+++ SUPPLIED DATA
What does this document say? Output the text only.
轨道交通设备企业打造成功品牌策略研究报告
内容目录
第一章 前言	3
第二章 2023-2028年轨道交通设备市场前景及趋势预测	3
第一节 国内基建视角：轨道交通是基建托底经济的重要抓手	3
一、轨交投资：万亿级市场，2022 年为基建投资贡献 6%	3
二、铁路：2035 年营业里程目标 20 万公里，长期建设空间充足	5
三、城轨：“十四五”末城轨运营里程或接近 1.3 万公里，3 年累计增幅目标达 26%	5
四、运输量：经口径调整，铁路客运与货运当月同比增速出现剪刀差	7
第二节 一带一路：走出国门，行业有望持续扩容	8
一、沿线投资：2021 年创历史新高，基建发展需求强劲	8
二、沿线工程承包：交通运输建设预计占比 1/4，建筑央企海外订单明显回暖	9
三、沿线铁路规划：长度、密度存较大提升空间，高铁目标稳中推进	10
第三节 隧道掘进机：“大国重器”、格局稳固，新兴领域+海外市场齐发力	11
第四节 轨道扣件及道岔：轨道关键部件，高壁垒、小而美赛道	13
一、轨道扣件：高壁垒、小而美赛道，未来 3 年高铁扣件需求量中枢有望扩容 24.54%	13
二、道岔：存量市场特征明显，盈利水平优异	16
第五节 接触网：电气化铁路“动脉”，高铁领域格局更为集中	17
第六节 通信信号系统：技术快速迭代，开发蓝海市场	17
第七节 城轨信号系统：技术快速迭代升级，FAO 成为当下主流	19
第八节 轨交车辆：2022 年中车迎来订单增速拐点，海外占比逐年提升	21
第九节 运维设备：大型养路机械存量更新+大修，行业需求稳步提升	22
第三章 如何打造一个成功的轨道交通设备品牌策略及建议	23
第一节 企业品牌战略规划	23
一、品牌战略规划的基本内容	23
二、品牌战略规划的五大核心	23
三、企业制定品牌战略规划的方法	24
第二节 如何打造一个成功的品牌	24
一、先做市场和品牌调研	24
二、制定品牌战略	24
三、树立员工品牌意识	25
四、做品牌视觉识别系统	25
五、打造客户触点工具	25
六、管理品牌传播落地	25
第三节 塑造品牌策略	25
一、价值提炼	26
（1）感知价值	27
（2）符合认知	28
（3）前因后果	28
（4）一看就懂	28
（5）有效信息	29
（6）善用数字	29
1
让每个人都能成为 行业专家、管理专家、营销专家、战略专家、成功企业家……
++++++
* **DESCRIPTION OF THE TASK**
Extract the full set of entries word for word.

* **WRITTEN SOLUTION**
What does this document say? Output the text only.
轨道交通设备企业打造成功品牌策略研究报告
内容目录
第一章 前言	3
第二章 2023-2028年轨道交通设备市场前景及趋势预测	3
第一节 国内基建视角：轨道交通是基建托底经济的重要抓手	3
一、轨交投资：万亿级市场，2022 年为基建投资贡献 6%	3
二、铁路：2035 年营业里程目标 20 万公里，长期建设空间充足	5
三、城轨：“十四五”末城轨运营里程或接近 1.3 万公里，3 年累计增幅目标达 26%	5
四、运输量：经口径调整，铁路客运与货运当月同比增速出现剪刀差	7
第二节 一带一路：走出国门，行业有望持续扩容	8
一、沿线投资：2021 年创历史新高，基建发展需求强劲	8
二、沿线工程承包：交通运输建设预计占比 1/4，建筑央企海外订单明显回暖	9
三、沿线铁路规划：长度、密度存较大提升空间，高铁目标稳中推进	10
第三节 隧道掘进机：“大国重器”、格局稳固，新兴领域+海外市场齐发力	11
第四节 轨道扣件及道岔：轨道关键部件，高壁垒、小而美赛道	13
一、轨道扣件：高壁垒、小而美赛道，未来 3 年高铁扣件需求量中枢有望扩容 24.54%	13
二、道岔：存量市场特征明显，盈利水平优异	16
第五节 接触网：电气化铁路“动脉”，高铁领域格局更为集中	17
第六节 通信信号系统：技术快速迭代，开发蓝海市场	17
第七节 城轨信号系统：技术快速迭代升级，FAO 成为当下主流	19
第八节 轨交车辆：2022 年中车迎来订单增速拐点，海外占比逐年提升	21
第九节 运维设备：大型养路机械存量更新+大修，行业需求稳步提升	22
第三章 如何打造一个成功的轨道交通设备品牌策略及建议	23
第一节 企业品牌战略规划	23
一、品牌战略规划的基本内容	23
二、品牌战略规划的五大核心	23
三、企业制定品牌战略规划的方法	24
第二节 如何打造一个成功的品牌	24
一、先做市场和品牌调研	24
二、制定品牌战略	24
三、树立员工品牌意识	25
四、做品牌视觉识别系统	25
五、打造客户触点工具	25
六、管理品牌传播落地	25
第三节 塑造品牌策略	25
一、价值提炼	26
（1）感知价值	27
（2）符合认知	28
（3）前因后果	28
（4）一看就懂	28
（5）有效信息	29
（6）善用数字	29
1
让每个人都能成为 行业专家、管理专家、营销专家、战略专家、成功企业家……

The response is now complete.